#### Provided material:
========================================

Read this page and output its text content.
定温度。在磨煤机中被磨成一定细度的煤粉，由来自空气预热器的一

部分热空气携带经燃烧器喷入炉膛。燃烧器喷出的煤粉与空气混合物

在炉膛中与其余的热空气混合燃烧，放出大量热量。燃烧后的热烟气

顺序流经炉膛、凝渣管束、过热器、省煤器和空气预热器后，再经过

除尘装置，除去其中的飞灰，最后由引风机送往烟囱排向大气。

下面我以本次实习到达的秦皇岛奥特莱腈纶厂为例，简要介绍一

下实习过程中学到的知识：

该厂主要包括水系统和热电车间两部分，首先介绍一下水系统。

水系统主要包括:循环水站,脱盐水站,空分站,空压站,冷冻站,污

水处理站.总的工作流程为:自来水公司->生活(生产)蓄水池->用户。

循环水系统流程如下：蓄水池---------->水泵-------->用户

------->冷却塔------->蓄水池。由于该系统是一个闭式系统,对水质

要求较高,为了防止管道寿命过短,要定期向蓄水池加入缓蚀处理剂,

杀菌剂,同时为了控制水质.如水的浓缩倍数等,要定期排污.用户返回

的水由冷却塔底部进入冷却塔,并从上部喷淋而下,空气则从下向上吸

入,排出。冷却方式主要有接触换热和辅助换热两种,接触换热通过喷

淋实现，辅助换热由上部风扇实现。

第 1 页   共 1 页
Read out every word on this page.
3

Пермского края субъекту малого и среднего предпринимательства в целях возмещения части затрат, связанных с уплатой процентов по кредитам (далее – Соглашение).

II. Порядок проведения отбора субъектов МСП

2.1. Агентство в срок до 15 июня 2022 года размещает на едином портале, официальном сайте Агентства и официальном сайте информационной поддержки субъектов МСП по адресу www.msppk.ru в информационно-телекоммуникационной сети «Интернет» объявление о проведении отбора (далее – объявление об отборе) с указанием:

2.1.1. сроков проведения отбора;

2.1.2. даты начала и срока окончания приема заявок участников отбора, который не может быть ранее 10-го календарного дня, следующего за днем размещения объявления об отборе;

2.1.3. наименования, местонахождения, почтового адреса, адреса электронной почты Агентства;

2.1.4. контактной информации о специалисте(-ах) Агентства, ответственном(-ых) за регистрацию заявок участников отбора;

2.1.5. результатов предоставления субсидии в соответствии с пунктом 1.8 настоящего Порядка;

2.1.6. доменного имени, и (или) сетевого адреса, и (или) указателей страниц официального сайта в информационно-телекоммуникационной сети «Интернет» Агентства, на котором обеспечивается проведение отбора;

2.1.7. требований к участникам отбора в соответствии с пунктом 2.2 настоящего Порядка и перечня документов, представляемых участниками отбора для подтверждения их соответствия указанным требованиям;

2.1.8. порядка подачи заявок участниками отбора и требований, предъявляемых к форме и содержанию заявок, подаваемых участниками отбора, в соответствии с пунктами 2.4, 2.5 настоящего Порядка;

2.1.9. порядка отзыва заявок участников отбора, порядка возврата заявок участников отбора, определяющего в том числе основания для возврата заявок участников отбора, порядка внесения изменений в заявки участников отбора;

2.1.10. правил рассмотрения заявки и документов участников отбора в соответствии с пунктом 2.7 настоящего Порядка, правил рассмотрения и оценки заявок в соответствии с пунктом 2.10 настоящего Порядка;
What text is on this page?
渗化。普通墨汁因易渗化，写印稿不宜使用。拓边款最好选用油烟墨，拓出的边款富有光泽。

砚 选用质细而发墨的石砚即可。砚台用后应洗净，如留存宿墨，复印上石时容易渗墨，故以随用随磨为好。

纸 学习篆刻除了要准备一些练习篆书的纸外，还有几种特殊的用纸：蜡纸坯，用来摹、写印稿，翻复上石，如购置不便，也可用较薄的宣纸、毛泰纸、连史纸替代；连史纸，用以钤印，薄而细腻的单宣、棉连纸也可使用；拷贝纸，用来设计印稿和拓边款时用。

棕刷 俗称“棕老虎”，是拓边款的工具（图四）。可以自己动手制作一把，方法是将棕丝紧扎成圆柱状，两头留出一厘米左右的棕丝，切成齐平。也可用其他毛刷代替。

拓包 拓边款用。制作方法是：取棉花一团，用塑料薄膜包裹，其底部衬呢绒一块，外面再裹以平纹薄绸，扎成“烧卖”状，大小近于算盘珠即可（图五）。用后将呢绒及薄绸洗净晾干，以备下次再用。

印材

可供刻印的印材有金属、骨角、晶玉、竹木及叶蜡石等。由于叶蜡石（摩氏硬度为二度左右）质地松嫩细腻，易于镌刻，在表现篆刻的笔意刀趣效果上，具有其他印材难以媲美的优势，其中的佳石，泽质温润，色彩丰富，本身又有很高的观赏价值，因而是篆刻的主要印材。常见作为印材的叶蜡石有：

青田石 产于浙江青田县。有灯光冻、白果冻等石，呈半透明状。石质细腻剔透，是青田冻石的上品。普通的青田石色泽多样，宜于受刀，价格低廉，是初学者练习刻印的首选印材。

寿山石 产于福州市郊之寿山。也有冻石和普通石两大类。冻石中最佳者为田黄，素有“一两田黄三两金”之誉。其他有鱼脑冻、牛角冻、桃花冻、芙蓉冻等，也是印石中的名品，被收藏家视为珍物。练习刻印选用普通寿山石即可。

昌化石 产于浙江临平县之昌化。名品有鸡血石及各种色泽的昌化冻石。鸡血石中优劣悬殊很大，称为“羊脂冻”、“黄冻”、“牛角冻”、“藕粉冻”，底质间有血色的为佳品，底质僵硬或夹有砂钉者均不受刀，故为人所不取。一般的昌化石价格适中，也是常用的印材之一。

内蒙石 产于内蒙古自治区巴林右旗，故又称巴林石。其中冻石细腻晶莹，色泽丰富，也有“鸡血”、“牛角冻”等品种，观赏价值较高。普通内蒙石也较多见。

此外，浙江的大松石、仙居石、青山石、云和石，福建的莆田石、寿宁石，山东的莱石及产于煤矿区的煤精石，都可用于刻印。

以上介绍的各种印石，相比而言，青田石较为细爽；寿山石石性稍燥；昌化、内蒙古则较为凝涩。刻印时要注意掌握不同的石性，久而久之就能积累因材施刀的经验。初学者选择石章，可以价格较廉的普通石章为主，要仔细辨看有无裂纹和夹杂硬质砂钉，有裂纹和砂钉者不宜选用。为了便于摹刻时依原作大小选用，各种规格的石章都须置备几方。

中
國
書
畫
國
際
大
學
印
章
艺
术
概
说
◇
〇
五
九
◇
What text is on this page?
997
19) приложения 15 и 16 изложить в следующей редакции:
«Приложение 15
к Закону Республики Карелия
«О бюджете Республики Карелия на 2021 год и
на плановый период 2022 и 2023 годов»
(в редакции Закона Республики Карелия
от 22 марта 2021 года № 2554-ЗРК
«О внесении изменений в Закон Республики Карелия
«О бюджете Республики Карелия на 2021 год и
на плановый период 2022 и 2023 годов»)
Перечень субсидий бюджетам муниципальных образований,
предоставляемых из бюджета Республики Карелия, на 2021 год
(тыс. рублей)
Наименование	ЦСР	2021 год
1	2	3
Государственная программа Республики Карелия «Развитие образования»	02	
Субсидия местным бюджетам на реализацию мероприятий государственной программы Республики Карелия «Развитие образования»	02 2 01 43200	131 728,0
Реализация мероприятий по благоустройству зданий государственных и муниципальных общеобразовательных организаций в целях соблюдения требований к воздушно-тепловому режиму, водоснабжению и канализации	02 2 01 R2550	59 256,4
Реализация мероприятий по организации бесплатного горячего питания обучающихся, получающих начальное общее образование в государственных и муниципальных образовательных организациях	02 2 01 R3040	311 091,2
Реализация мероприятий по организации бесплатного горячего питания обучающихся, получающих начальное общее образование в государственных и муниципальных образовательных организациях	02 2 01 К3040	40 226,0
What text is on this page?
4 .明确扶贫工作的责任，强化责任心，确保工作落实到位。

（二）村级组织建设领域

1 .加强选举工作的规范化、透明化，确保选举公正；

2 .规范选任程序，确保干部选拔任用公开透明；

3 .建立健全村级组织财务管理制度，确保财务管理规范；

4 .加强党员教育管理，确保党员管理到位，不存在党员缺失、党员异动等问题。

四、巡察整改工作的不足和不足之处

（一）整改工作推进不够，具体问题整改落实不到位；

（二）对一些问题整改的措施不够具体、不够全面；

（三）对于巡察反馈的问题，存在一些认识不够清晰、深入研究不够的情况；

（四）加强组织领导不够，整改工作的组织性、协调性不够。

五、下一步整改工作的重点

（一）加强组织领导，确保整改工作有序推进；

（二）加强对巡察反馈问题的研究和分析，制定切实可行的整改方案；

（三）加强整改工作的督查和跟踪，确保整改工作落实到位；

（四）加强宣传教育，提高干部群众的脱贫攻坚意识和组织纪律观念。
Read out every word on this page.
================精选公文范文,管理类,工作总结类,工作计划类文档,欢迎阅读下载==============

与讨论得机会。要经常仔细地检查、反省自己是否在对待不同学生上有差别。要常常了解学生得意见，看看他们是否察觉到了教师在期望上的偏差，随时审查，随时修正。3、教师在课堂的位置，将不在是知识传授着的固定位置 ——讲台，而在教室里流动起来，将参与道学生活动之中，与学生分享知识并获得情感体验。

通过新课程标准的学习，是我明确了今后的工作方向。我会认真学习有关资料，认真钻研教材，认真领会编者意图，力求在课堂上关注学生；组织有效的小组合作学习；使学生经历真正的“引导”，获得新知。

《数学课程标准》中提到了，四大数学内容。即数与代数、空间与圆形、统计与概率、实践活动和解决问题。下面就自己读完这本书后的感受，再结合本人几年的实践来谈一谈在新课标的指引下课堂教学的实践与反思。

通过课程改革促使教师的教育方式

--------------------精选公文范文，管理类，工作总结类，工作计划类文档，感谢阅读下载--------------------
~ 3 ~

========================================

#### Stated goal:
Collect the lines of the data that carry the word "года".

#### Exercise output:
2.1. Агентство в срок до 15 июня 2022 года размещает на едином портале, официальном сайте Агентства и официальном сайте информационной поддержки субъектов МСП по адресу www.msppk.ru в информационно-телекоммуникационной сети «Интернет» объявление о проведении отбора (далее – объявление об отборе) с указанием:
от 22 марта 2021 года № 2554-ЗРК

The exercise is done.